A run of records
____________________
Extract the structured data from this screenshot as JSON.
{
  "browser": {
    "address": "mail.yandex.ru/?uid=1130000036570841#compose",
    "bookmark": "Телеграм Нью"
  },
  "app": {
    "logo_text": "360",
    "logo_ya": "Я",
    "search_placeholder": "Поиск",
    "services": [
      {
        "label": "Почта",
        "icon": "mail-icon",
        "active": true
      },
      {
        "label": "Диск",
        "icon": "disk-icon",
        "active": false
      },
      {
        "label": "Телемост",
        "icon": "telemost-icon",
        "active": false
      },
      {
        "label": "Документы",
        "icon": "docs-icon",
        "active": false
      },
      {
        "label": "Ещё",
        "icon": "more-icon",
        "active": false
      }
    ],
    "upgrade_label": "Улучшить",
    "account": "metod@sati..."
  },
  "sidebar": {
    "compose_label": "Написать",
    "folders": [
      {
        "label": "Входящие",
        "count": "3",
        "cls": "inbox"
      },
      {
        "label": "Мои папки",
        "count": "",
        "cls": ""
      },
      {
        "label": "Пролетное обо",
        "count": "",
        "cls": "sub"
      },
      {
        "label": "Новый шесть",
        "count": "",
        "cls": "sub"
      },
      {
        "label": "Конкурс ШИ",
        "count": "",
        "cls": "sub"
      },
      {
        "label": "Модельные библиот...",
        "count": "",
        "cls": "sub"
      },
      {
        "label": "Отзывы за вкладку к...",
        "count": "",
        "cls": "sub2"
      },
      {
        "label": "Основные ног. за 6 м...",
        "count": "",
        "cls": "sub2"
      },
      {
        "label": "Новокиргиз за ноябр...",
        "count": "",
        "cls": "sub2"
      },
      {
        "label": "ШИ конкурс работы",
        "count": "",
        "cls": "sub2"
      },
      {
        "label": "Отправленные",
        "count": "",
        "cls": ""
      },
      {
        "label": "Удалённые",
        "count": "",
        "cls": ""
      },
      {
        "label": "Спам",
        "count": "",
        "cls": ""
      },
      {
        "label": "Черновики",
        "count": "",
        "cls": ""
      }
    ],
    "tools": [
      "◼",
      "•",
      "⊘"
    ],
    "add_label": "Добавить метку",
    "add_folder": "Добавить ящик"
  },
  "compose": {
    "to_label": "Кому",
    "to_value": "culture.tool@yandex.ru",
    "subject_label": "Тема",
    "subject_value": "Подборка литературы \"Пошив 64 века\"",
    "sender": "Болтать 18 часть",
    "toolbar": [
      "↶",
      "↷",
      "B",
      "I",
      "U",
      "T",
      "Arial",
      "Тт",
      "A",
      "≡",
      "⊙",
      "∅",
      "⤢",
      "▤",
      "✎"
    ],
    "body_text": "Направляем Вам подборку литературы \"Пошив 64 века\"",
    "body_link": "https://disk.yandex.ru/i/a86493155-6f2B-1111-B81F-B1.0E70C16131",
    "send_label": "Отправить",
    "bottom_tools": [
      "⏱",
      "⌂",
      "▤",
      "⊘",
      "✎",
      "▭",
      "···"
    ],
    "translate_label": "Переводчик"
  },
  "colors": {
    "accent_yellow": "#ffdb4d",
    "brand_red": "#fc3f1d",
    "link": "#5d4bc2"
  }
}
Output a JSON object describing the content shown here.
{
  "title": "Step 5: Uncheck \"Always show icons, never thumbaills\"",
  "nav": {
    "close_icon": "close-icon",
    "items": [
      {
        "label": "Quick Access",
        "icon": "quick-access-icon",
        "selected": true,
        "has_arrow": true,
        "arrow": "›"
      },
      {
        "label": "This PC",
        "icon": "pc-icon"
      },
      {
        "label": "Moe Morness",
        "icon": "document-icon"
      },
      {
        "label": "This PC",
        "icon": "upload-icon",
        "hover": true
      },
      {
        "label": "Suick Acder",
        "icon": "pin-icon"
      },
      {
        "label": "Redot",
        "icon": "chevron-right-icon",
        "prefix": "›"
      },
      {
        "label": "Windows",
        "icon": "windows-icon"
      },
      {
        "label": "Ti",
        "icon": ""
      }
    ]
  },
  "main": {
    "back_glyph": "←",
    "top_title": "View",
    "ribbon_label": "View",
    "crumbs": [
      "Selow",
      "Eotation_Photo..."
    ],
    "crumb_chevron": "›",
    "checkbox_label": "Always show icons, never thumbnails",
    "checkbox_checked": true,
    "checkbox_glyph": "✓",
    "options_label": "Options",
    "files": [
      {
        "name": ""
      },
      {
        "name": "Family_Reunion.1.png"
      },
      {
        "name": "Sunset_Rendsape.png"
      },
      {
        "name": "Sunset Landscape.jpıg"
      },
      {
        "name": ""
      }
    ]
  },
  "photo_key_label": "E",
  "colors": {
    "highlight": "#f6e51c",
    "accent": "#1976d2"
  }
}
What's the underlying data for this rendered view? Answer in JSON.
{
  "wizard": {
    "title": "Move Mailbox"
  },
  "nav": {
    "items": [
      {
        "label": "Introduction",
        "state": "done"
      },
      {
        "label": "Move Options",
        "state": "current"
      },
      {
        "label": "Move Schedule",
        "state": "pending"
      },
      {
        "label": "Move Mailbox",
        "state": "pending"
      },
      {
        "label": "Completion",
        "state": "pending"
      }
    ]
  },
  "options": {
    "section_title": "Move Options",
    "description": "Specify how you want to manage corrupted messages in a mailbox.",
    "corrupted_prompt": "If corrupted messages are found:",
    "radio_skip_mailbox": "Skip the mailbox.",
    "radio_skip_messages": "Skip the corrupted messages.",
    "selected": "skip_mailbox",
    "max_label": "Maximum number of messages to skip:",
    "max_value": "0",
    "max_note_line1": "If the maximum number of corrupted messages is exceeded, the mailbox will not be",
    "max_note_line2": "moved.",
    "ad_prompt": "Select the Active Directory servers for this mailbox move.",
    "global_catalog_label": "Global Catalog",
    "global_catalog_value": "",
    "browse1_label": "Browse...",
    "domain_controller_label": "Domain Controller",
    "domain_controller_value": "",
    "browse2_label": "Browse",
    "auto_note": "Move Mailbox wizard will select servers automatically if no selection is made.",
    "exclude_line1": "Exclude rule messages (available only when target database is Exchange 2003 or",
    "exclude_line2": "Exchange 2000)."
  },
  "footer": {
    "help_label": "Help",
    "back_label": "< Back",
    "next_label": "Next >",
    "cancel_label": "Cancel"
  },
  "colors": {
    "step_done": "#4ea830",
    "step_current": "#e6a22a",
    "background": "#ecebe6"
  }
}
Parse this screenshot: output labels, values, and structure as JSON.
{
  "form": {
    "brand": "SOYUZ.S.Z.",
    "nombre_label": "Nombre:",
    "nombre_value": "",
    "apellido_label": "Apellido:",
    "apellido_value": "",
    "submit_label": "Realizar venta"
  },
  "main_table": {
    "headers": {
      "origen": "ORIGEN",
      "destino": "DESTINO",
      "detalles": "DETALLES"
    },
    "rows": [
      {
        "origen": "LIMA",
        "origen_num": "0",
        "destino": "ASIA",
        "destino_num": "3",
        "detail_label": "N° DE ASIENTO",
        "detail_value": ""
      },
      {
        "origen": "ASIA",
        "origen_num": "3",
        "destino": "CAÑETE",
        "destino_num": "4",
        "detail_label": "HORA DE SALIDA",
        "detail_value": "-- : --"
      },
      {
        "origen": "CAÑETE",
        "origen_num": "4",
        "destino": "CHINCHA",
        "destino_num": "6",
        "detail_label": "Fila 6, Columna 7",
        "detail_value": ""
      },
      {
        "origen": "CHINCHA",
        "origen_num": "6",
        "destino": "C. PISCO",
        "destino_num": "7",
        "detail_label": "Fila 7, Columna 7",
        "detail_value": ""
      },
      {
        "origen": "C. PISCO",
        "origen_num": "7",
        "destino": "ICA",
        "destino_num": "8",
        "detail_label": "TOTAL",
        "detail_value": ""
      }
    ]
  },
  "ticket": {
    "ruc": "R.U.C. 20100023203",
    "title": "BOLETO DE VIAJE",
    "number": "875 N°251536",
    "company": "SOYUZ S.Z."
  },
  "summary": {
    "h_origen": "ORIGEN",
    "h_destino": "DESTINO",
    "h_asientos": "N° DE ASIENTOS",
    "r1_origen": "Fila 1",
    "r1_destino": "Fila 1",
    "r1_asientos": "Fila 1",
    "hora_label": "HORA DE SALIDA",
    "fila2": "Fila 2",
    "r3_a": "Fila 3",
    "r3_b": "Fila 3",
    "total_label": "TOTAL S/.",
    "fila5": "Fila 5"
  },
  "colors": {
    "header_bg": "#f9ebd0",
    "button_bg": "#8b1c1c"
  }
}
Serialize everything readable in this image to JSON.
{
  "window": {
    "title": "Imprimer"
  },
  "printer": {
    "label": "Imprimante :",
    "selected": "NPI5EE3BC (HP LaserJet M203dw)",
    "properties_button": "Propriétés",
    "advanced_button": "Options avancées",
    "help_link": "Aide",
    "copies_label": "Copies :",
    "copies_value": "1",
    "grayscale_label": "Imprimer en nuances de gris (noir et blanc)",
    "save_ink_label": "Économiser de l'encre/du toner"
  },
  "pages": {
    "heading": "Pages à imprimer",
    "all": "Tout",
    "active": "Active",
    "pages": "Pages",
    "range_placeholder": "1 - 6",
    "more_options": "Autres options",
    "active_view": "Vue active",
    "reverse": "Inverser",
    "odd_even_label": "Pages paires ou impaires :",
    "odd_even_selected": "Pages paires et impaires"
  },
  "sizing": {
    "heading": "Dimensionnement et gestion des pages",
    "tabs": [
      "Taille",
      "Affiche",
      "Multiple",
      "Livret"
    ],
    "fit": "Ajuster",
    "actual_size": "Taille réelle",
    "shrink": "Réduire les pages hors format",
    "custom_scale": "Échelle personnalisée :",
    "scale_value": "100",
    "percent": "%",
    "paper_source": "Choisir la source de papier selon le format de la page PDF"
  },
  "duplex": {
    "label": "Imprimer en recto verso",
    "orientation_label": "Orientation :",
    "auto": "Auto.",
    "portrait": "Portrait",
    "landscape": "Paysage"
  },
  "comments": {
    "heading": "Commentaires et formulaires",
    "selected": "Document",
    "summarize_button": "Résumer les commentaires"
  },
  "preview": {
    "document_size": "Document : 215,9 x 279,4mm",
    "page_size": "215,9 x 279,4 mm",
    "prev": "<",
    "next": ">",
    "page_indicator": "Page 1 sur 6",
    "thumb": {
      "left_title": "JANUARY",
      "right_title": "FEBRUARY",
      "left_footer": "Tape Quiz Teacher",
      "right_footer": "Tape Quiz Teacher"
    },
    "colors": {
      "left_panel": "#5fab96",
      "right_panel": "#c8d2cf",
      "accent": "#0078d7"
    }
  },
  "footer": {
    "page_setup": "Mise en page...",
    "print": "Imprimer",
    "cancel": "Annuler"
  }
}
____________________
What is the number of lines above that contain the string "века"? Answer with the number alone.

Task solution | 2